◆ **DATA SHOWN**
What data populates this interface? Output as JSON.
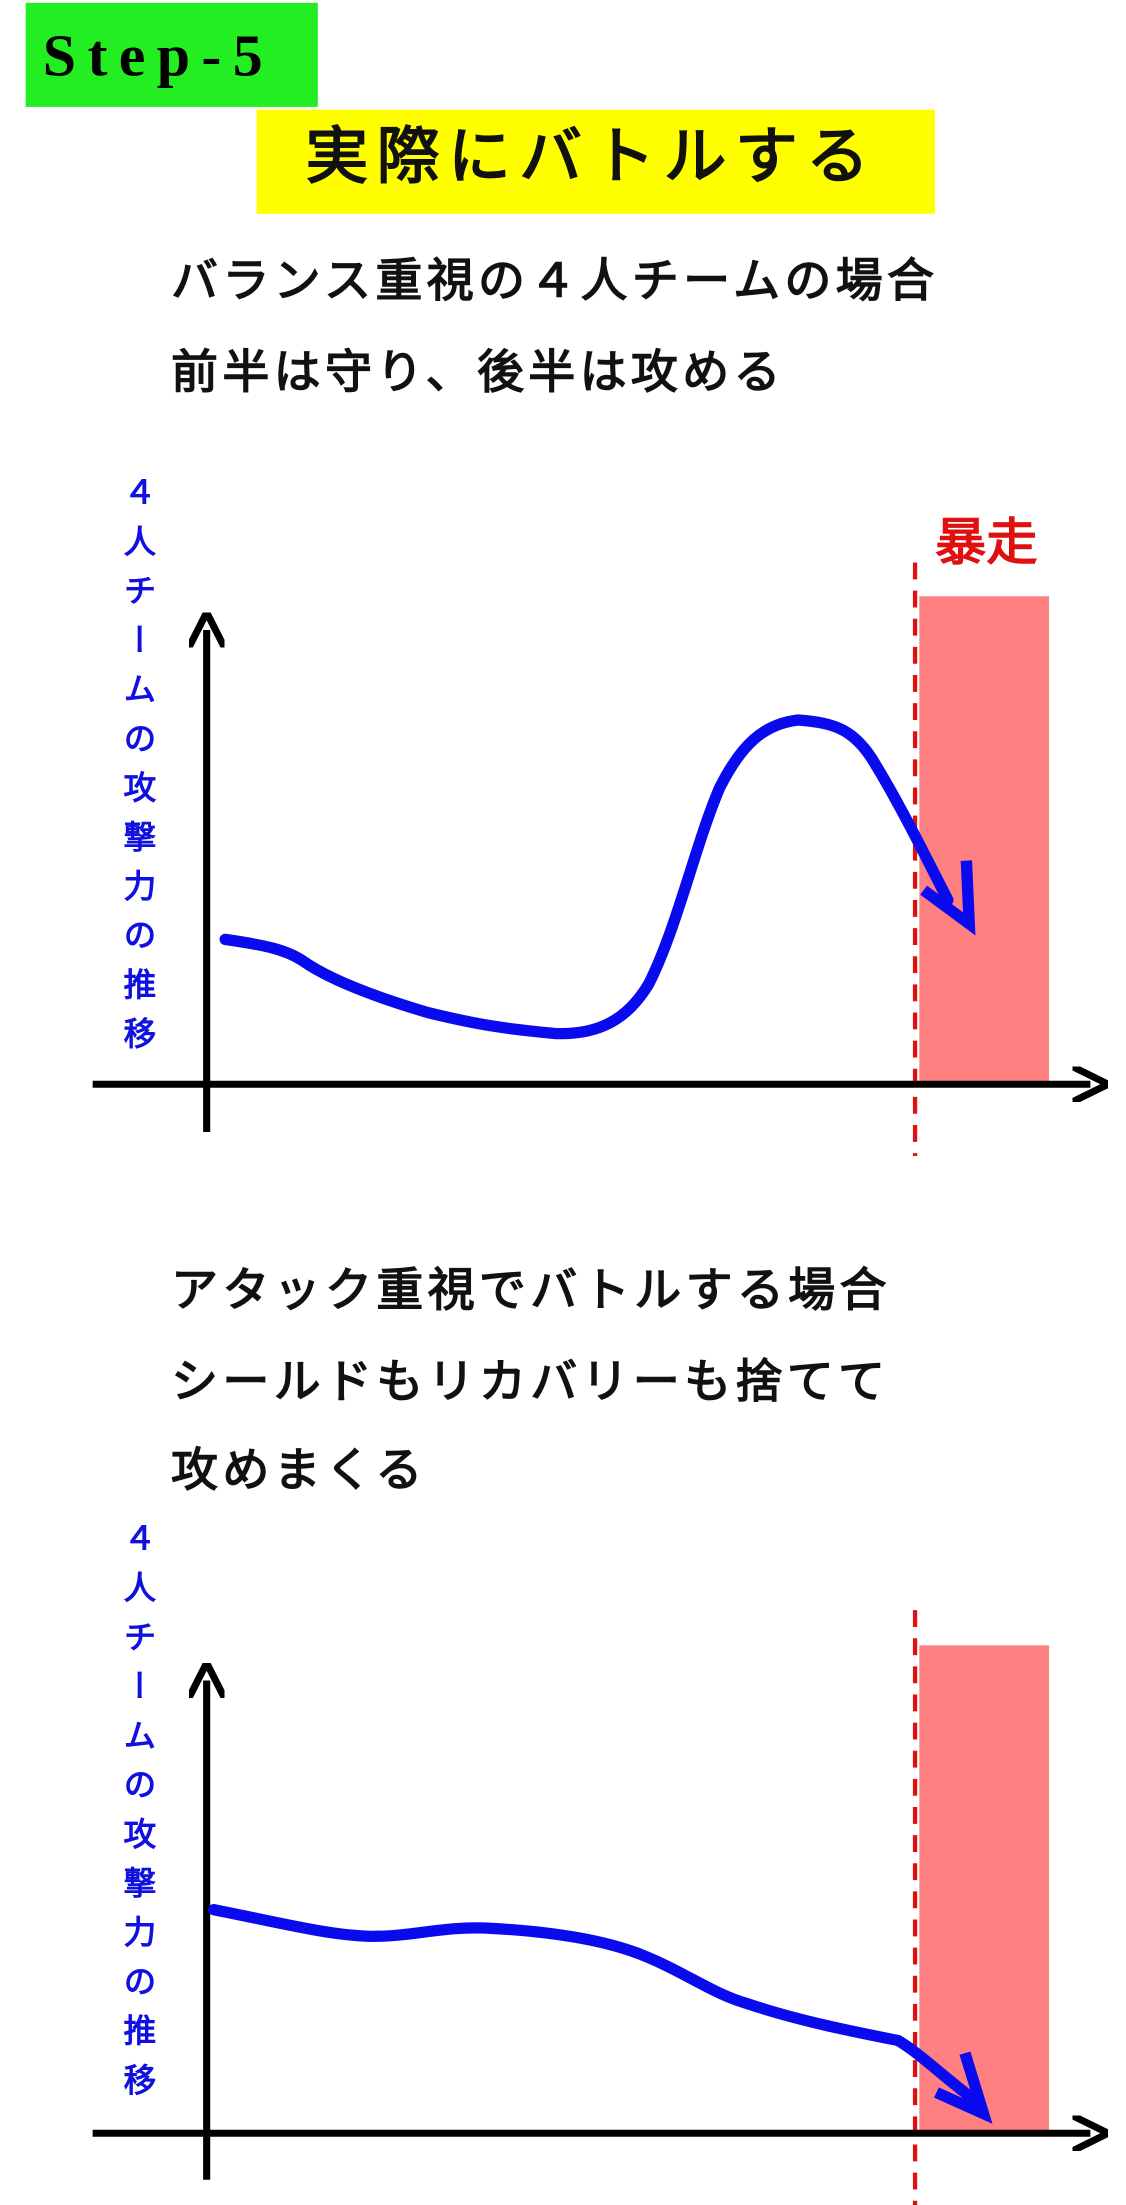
{
  "header": {
    "step": "Step-5",
    "title": "実際にバトルする"
  },
  "sections": [
    {
      "lines": [
        "バランス重視の４人チームの場合",
        "前半は守り、後半は攻める"
      ],
      "axis_label": "４人チームの攻撃力の推移",
      "zone_label": "暴走"
    },
    {
      "lines": [
        "アタック重視でバトルする場合",
        "シールドもリカバリーも捨てて",
        "攻めまくる"
      ],
      "axis_label": "４人チームの攻撃力の推移"
    }
  ]
}
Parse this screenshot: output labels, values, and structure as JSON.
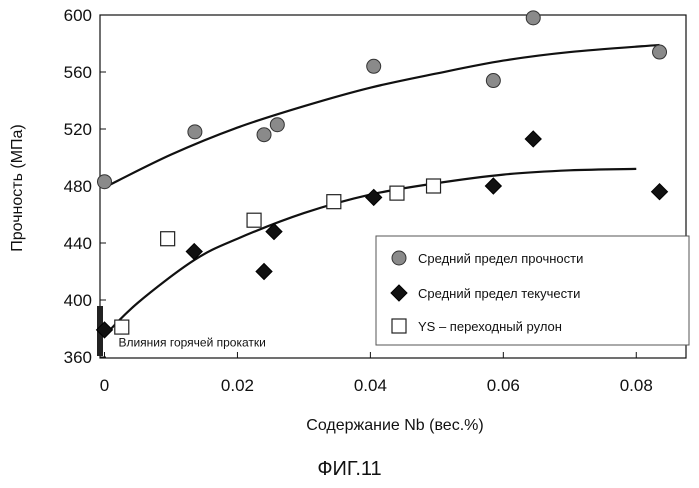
{
  "caption": "ФИГ.11",
  "chart_data": {
    "type": "scatter",
    "title": "",
    "xlabel": "Содержание Nb (вес.%)",
    "ylabel": "Прочность (МПа)",
    "xlim": [
      0,
      0.085
    ],
    "ylim": [
      360,
      600
    ],
    "xticks": [
      0,
      0.02,
      0.04,
      0.06,
      0.08
    ],
    "xtick_labels": [
      "0",
      "0.02",
      "0.04",
      "0.06",
      "0.08"
    ],
    "yticks": [
      360,
      400,
      440,
      480,
      520,
      560,
      600
    ],
    "ytick_labels": [
      "360",
      "400",
      "440",
      "480",
      "520",
      "560",
      "600"
    ],
    "grid": false,
    "legend_position": "lower-right",
    "series": [
      {
        "name": "Средний предел прочности",
        "marker": "circle",
        "color": "#8a8a8a",
        "points": [
          [
            0,
            483
          ],
          [
            0.0136,
            518
          ],
          [
            0.024,
            516
          ],
          [
            0.026,
            523
          ],
          [
            0.0405,
            564
          ],
          [
            0.0585,
            554
          ],
          [
            0.0645,
            598
          ],
          [
            0.0835,
            574
          ]
        ]
      },
      {
        "name": "Средний предел текучести",
        "marker": "diamond",
        "color": "#111111",
        "points": [
          [
            0,
            379
          ],
          [
            0.0135,
            434
          ],
          [
            0.024,
            420
          ],
          [
            0.0255,
            448
          ],
          [
            0.0405,
            472
          ],
          [
            0.0585,
            480
          ],
          [
            0.0645,
            513
          ],
          [
            0.0835,
            476
          ]
        ]
      },
      {
        "name": "YS – переходный рулон",
        "marker": "square",
        "color": "#ffffff",
        "points": [
          [
            0.0026,
            381
          ],
          [
            0.0095,
            443
          ],
          [
            0.0225,
            456
          ],
          [
            0.0345,
            469
          ],
          [
            0.044,
            475
          ],
          [
            0.0495,
            480
          ]
        ]
      }
    ],
    "trend_lines": [
      {
        "points": [
          [
            0,
            479
          ],
          [
            0.01,
            502
          ],
          [
            0.02,
            521
          ],
          [
            0.03,
            536
          ],
          [
            0.04,
            549
          ],
          [
            0.05,
            559
          ],
          [
            0.06,
            568
          ],
          [
            0.07,
            574
          ],
          [
            0.0835,
            579
          ]
        ]
      },
      {
        "points": [
          [
            0,
            375
          ],
          [
            0.005,
            398
          ],
          [
            0.0135,
            428
          ],
          [
            0.02,
            443
          ],
          [
            0.03,
            461
          ],
          [
            0.04,
            474
          ],
          [
            0.05,
            482
          ],
          [
            0.06,
            488
          ],
          [
            0.07,
            491
          ],
          [
            0.08,
            492
          ]
        ]
      }
    ],
    "annotation": {
      "text": "Влияния горячей прокатки",
      "x": 0.0012,
      "y": 366
    }
  }
}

◆ **PROBLEM DETAILS**
Leave the images out and output the remaining material exactly as it stands.

◆ **THE REPLY**
What data populates this interface? Output as JSON.
{
  "header": {
    "step": "Step-5",
    "title": "実際にバトルする"
  },
  "sections": [
    {
      "lines": [
        "バランス重視の４人チームの場合",
        "前半は守り、後半は攻める"
      ],
      "axis_label": "４人チームの攻撃力の推移",
      "zone_label": "暴走"
    },
    {
      "lines": [
        "アタック重視でバトルする場合",
        "シールドもリカバリーも捨てて",
        "攻めまくる"
      ],
      "axis_label": "４人チームの攻撃力の推移"
    }
  ]
}
Parse this screenshot: output labels, values, and structure as JSON.
{
  "caption": "ФИГ.11",
  "chart_data": {
    "type": "scatter",
    "title": "",
    "xlabel": "Содержание Nb (вес.%)",
    "ylabel": "Прочность (МПа)",
    "xlim": [
      0,
      0.085
    ],
    "ylim": [
      360,
      600
    ],
    "xticks": [
      0,
      0.02,
      0.04,
      0.06,
      0.08
    ],
    "xtick_labels": [
      "0",
      "0.02",
      "0.04",
      "0.06",
      "0.08"
    ],
    "yticks": [
      360,
      400,
      440,
      480,
      520,
      560,
      600
    ],
    "ytick_labels": [
      "360",
      "400",
      "440",
      "480",
      "520",
      "560",
      "600"
    ],
    "grid": false,
    "legend_position": "lower-right",
    "series": [
      {
        "name": "Средний предел прочности",
        "marker": "circle",
        "color": "#8a8a8a",
        "points": [
          [
            0,
            483
          ],
          [
            0.0136,
            518
          ],
          [
            0.024,
            516
          ],
          [
            0.026,
            523
          ],
          [
            0.0405,
            564
          ],
          [
            0.0585,
            554
          ],
          [
            0.0645,
            598
          ],
          [
            0.0835,
            574
          ]
        ]
      },
      {
        "name": "Средний предел текучести",
        "marker": "diamond",
        "color": "#111111",
        "points": [
          [
            0,
            379
          ],
          [
            0.0135,
            434
          ],
          [
            0.024,
            420
          ],
          [
            0.0255,
            448
          ],
          [
            0.0405,
            472
          ],
          [
            0.0585,
            480
          ],
          [
            0.0645,
            513
          ],
          [
            0.0835,
            476
          ]
        ]
      },
      {
        "name": "YS – переходный рулон",
        "marker": "square",
        "color": "#ffffff",
        "points": [
          [
            0.0026,
            381
          ],
          [
            0.0095,
            443
          ],
          [
            0.0225,
            456
          ],
          [
            0.0345,
            469
          ],
          [
            0.044,
            475
          ],
          [
            0.0495,
            480
          ]
        ]
      }
    ],
    "trend_lines": [
      {
        "points": [
          [
            0,
            479
          ],
          [
            0.01,
            502
          ],
          [
            0.02,
            521
          ],
          [
            0.03,
            536
          ],
          [
            0.04,
            549
          ],
          [
            0.05,
            559
          ],
          [
            0.06,
            568
          ],
          [
            0.07,
            574
          ],
          [
            0.0835,
            579
          ]
        ]
      },
      {
        "points": [
          [
            0,
            375
          ],
          [
            0.005,
            398
          ],
          [
            0.0135,
            428
          ],
          [
            0.02,
            443
          ],
          [
            0.03,
            461
          ],
          [
            0.04,
            474
          ],
          [
            0.05,
            482
          ],
          [
            0.06,
            488
          ],
          [
            0.07,
            491
          ],
          [
            0.08,
            492
          ]
        ]
      }
    ],
    "annotation": {
      "text": "Влияния горячей прокатки",
      "x": 0.0012,
      "y": 366
    }
  }
}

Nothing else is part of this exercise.